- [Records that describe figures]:

::::

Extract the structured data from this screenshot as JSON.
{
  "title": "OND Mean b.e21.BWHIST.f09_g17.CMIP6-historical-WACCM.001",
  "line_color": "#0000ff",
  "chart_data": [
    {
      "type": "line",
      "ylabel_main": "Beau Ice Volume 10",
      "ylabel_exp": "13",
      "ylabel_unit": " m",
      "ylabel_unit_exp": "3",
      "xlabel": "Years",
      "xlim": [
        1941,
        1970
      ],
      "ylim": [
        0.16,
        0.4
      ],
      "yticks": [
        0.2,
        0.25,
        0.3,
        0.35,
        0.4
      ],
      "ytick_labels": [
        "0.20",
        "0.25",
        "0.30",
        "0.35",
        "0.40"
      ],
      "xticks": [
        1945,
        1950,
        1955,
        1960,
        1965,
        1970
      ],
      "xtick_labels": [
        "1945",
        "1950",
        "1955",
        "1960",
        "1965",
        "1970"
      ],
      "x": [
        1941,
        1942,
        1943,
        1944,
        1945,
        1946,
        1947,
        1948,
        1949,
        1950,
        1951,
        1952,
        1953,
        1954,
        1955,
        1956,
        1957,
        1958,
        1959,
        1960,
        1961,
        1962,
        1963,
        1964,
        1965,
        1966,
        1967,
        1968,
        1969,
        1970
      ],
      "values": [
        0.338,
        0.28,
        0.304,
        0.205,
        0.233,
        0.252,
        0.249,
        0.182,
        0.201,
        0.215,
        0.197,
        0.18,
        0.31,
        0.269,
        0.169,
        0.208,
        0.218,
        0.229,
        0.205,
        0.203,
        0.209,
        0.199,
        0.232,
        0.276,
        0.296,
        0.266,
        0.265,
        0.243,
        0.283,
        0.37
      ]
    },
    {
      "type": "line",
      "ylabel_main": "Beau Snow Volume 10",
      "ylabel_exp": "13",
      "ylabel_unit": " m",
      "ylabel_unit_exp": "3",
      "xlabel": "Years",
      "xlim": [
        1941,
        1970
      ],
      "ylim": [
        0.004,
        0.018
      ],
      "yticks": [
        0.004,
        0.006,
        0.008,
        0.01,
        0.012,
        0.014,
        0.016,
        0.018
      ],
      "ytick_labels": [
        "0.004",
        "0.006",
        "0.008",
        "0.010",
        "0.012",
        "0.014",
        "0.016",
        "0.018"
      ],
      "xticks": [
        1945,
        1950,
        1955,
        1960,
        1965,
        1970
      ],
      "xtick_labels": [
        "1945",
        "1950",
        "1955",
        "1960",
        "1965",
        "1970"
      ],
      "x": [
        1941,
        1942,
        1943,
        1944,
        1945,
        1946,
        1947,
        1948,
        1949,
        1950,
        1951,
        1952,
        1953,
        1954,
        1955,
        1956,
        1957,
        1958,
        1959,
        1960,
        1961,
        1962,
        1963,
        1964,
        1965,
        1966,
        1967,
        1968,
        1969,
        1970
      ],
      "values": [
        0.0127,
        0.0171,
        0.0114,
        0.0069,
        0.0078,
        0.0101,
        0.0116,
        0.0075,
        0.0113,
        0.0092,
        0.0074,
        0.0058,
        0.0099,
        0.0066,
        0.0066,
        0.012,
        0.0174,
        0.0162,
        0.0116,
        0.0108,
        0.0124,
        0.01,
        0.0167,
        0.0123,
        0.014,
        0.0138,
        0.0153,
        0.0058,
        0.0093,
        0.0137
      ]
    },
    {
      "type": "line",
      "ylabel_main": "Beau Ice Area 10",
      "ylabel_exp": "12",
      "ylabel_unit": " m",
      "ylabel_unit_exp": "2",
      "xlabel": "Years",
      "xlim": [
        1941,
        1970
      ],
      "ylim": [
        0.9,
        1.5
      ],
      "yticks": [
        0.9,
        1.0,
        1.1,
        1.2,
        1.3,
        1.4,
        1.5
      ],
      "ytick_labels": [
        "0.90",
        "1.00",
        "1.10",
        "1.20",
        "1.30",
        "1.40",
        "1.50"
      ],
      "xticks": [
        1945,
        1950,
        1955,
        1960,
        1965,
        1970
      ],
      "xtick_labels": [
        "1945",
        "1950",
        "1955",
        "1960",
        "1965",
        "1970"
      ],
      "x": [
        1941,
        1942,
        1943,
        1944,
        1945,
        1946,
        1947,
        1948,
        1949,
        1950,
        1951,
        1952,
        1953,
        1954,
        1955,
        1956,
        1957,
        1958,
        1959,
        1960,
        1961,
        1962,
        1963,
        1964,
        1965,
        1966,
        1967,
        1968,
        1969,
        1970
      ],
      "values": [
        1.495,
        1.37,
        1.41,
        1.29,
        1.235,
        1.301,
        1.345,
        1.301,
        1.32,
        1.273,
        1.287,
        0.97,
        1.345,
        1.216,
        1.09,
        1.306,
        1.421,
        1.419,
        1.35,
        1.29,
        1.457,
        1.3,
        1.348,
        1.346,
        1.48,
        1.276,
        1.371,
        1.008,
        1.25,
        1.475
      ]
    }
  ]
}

::::

- [Instructions to follow]: Transcribe every entry exactly, omitting nothing.

- [Task result]:
Extract the structured data from this screenshot as JSON.
{
  "title": "OND Mean b.e21.BWHIST.f09_g17.CMIP6-historical-WACCM.001",
  "line_color": "#0000ff",
  "chart_data": [
    {
      "type": "line",
      "ylabel_main": "Beau Ice Volume 10",
      "ylabel_exp": "13",
      "ylabel_unit": " m",
      "ylabel_unit_exp": "3",
      "xlabel": "Years",
      "xlim": [
        1941,
        1970
      ],
      "ylim": [
        0.16,
        0.4
      ],
      "yticks": [
        0.2,
        0.25,
        0.3,
        0.35,
        0.4
      ],
      "ytick_labels": [
        "0.20",
        "0.25",
        "0.30",
        "0.35",
        "0.40"
      ],
      "xticks": [
        1945,
        1950,
        1955,
        1960,
        1965,
        1970
      ],
      "xtick_labels": [
        "1945",
        "1950",
        "1955",
        "1960",
        "1965",
        "1970"
      ],
      "x": [
        1941,
        1942,
        1943,
        1944,
        1945,
        1946,
        1947,
        1948,
        1949,
        1950,
        1951,
        1952,
        1953,
        1954,
        1955,
        1956,
        1957,
        1958,
        1959,
        1960,
        1961,
        1962,
        1963,
        1964,
        1965,
        1966,
        1967,
        1968,
        1969,
        1970
      ],
      "values": [
        0.338,
        0.28,
        0.304,
        0.205,
        0.233,
        0.252,
        0.249,
        0.182,
        0.201,
        0.215,
        0.197,
        0.18,
        0.31,
        0.269,
        0.169,
        0.208,
        0.218,
        0.229,
        0.205,
        0.203,
        0.209,
        0.199,
        0.232,
        0.276,
        0.296,
        0.266,
        0.265,
        0.243,
        0.283,
        0.37
      ]
    },
    {
      "type": "line",
      "ylabel_main": "Beau Snow Volume 10",
      "ylabel_exp": "13",
      "ylabel_unit": " m",
      "ylabel_unit_exp": "3",
      "xlabel": "Years",
      "xlim": [
        1941,
        1970
      ],
      "ylim": [
        0.004,
        0.018
      ],
      "yticks": [
        0.004,
        0.006,
        0.008,
        0.01,
        0.012,
        0.014,
        0.016,
        0.018
      ],
      "ytick_labels": [
        "0.004",
        "0.006",
        "0.008",
        "0.010",
        "0.012",
        "0.014",
        "0.016",
        "0.018"
      ],
      "xticks": [
        1945,
        1950,
        1955,
        1960,
        1965,
        1970
      ],
      "xtick_labels": [
        "1945",
        "1950",
        "1955",
        "1960",
        "1965",
        "1970"
      ],
      "x": [
        1941,
        1942,
        1943,
        1944,
        1945,
        1946,
        1947,
        1948,
        1949,
        1950,
        1951,
        1952,
        1953,
        1954,
        1955,
        1956,
        1957,
        1958,
        1959,
        1960,
        1961,
        1962,
        1963,
        1964,
        1965,
        1966,
        1967,
        1968,
        1969,
        1970
      ],
      "values": [
        0.0127,
        0.0171,
        0.0114,
        0.0069,
        0.0078,
        0.0101,
        0.0116,
        0.0075,
        0.0113,
        0.0092,
        0.0074,
        0.0058,
        0.0099,
        0.0066,
        0.0066,
        0.012,
        0.0174,
        0.0162,
        0.0116,
        0.0108,
        0.0124,
        0.01,
        0.0167,
        0.0123,
        0.014,
        0.0138,
        0.0153,
        0.0058,
        0.0093,
        0.0137
      ]
    },
    {
      "type": "line",
      "ylabel_main": "Beau Ice Area 10",
      "ylabel_exp": "12",
      "ylabel_unit": " m",
      "ylabel_unit_exp": "2",
      "xlabel": "Years",
      "xlim": [
        1941,
        1970
      ],
      "ylim": [
        0.9,
        1.5
      ],
      "yticks": [
        0.9,
        1.0,
        1.1,
        1.2,
        1.3,
        1.4,
        1.5
      ],
      "ytick_labels": [
        "0.90",
        "1.00",
        "1.10",
        "1.20",
        "1.30",
        "1.40",
        "1.50"
      ],
      "xticks": [
        1945,
        1950,
        1955,
        1960,
        1965,
        1970
      ],
      "xtick_labels": [
        "1945",
        "1950",
        "1955",
        "1960",
        "1965",
        "1970"
      ],
      "x": [
        1941,
        1942,
        1943,
        1944,
        1945,
        1946,
        1947,
        1948,
        1949,
        1950,
        1951,
        1952,
        1953,
        1954,
        1955,
        1956,
        1957,
        1958,
        1959,
        1960,
        1961,
        1962,
        1963,
        1964,
        1965,
        1966,
        1967,
        1968,
        1969,
        1970
      ],
      "values": [
        1.495,
        1.37,
        1.41,
        1.29,
        1.235,
        1.301,
        1.345,
        1.301,
        1.32,
        1.273,
        1.287,
        0.97,
        1.345,
        1.216,
        1.09,
        1.306,
        1.421,
        1.419,
        1.35,
        1.29,
        1.457,
        1.3,
        1.348,
        1.346,
        1.48,
        1.276,
        1.371,
        1.008,
        1.25,
        1.475
      ]
    }
  ]
}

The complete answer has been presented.